Stored items from a collection
########
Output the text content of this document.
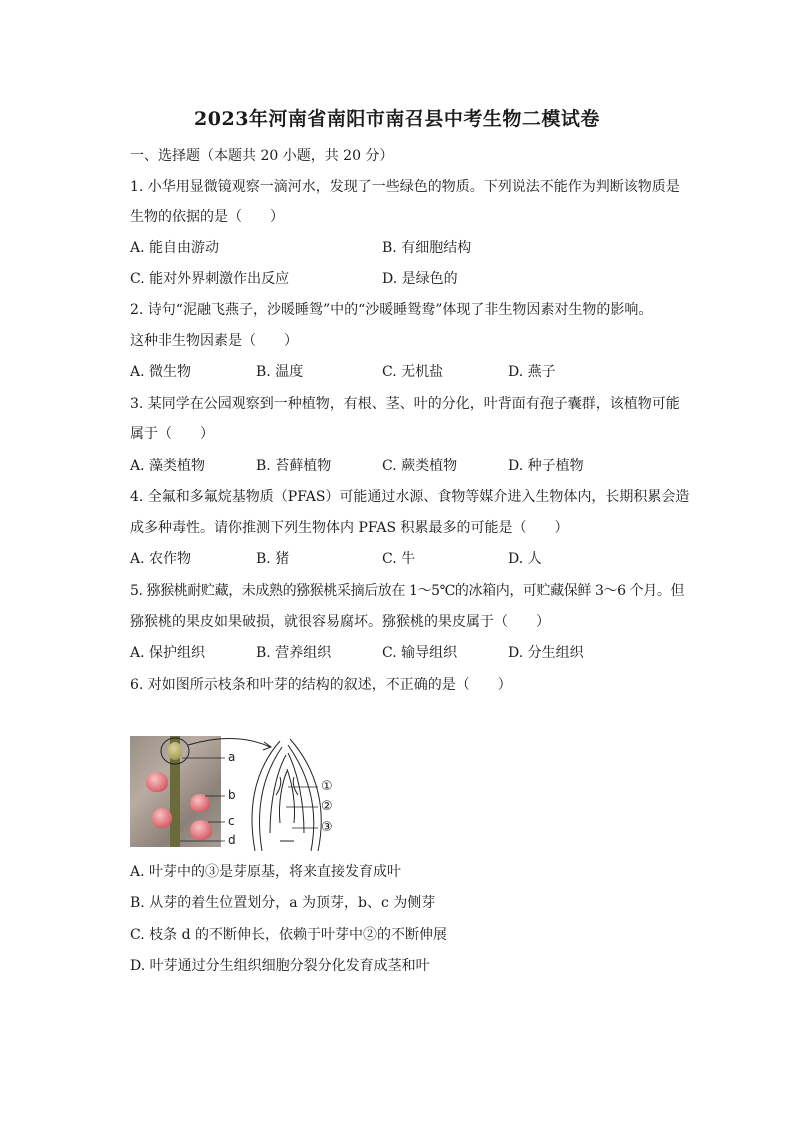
2023年河南省南阳市南召县中考生物二模试卷
一、选择题（本题共 20 小题，共 20 分）
1. 小华用显微镜观察一滴河水，发现了一些绿色的物质。下列说法不能作为判断该物质是
生物的依据的是（　　）
A. 能自由游动	B. 有细胞结构
C. 能对外界刺激作出反应	D. 是绿色的
2. 诗句“泥融飞燕子，沙暖睡鸳”中的“沙暖睡鸳鸯”体现了非生物因素对生物的影响。
这种非生物因素是（　　）
A. 微生物	B. 温度	C. 无机盐	D. 燕子
3. 某同学在公园观察到一种植物，有根、茎、叶的分化，叶背面有孢子囊群，该植物可能
属于（　　）
A. 藻类植物	B. 苔藓植物	C. 蕨类植物	D. 种子植物
4. 全氟和多氟烷基物质（PFAS）可能通过水源、食物等媒介进入生物体内，长期积累会造
成多种毒性。请你推测下列生物体内 PFAS 积累最多的可能是（　　）
A. 农作物	B. 猪	C. 牛	D. 人
5. 猕猴桃耐贮藏，未成熟的猕猴桃采摘后放在 1～5℃的冰箱内，可贮藏保鲜 3～6 个月。但
猕猴桃的果皮如果破损，就很容易腐坏。猕猴桃的果皮属于（　　）
A. 保护组织	B. 营养组织	C. 输导组织	D. 分生组织
6. 对如图所示枝条和叶芽的结构的叙述，不正确的是（　　）
a
b
c
d
①
②
③
A. 叶芽中的③是芽原基，将来直接发育成叶
B. 从芽的着生位置划分，a 为顶芽，b、c 为侧芽
C. 枝条 d 的不断伸长，依赖于叶芽中②的不断伸展
D. 叶芽通过分生组织细胞分裂分化发育成茎和叶
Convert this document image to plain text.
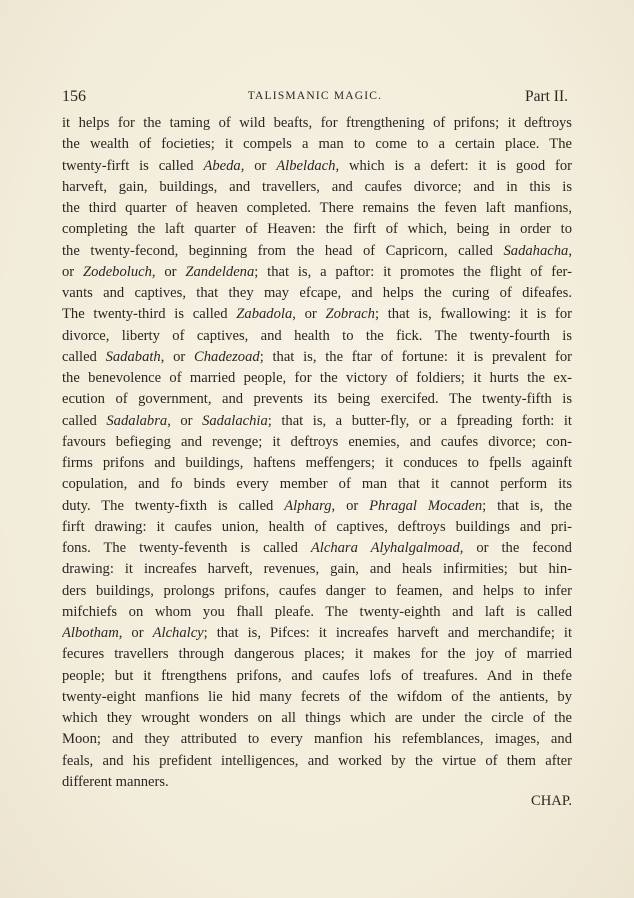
156	TALISMANIC MAGIC.	Part II.
it helps for the taming of wild beafts, for ftrengthening of prifons; it deftroys
the wealth of focieties; it compels a man to come to a certain place. The
twenty-firft is called Abeda, or Albeldach, which is a defert: it is good for
harveft, gain, buildings, and travellers, and caufes divorce; and in this is
the third quarter of heaven completed. There remains the feven laft manfions,
completing the laft quarter of Heaven: the firft of which, being in order to
the twenty-fecond, beginning from the head of Capricorn, called Sadahacha,
or Zodeboluch, or Zandeldena; that is, a paftor: it promotes the flight of fer-
vants and captives, that they may efcape, and helps the curing of difeafes.
The twenty-third is called Zabadola, or Zobrach; that is, fwallowing: it is for
divorce, liberty of captives, and health to the fick. The twenty-fourth is
called Sadabath, or Chadezoad; that is, the ftar of fortune: it is prevalent for
the benevolence of married people, for the victory of foldiers; it hurts the ex-
ecution of government, and prevents its being exercifed. The twenty-fifth is
called Sadalabra, or Sadalachia; that is, a butter-fly, or a fpreading forth: it
favours befieging and revenge; it deftroys enemies, and caufes divorce; con-
firms prifons and buildings, haftens meffengers; it conduces to fpells againft
copulation, and fo binds every member of man that it cannot perform its
duty. The twenty-fixth is called Alpharg, or Phragal Mocaden; that is, the
firft drawing: it caufes union, health of captives, deftroys buildings and pri-
fons. The twenty-feventh is called Alchara Alyhalgalmoad, or the fecond
drawing: it increafes harveft, revenues, gain, and heals infirmities; but hin-
ders buildings, prolongs prifons, caufes danger to feamen, and helps to infer
mifchiefs on whom you fhall pleafe. The twenty-eighth and laft is called
Albotham, or Alchalcy; that is, Pifces: it increafes harveft and merchandife; it
fecures travellers through dangerous places; it makes for the joy of married
people; but it ftrengthens prifons, and caufes lofs of treafures. And in thefe
twenty-eight manfions lie hid many fecrets of the wifdom of the antients, by
which they wrought wonders on all things which are under the circle of the
Moon; and they attributed to every manfion his refemblances, images, and
feals, and his prefident intelligences, and worked by the virtue of them after
different manners.
CHAP.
########
- [What this task involves]:
Using the records above, gather all lines where the string "they" is present.

- [Written answer]:
vants and captives, that they may efcape, and helps the curing of difeafes.
which they wrought wonders on all things which are under the circle of the
Moon; and they attributed to every manfion his refemblances, images, and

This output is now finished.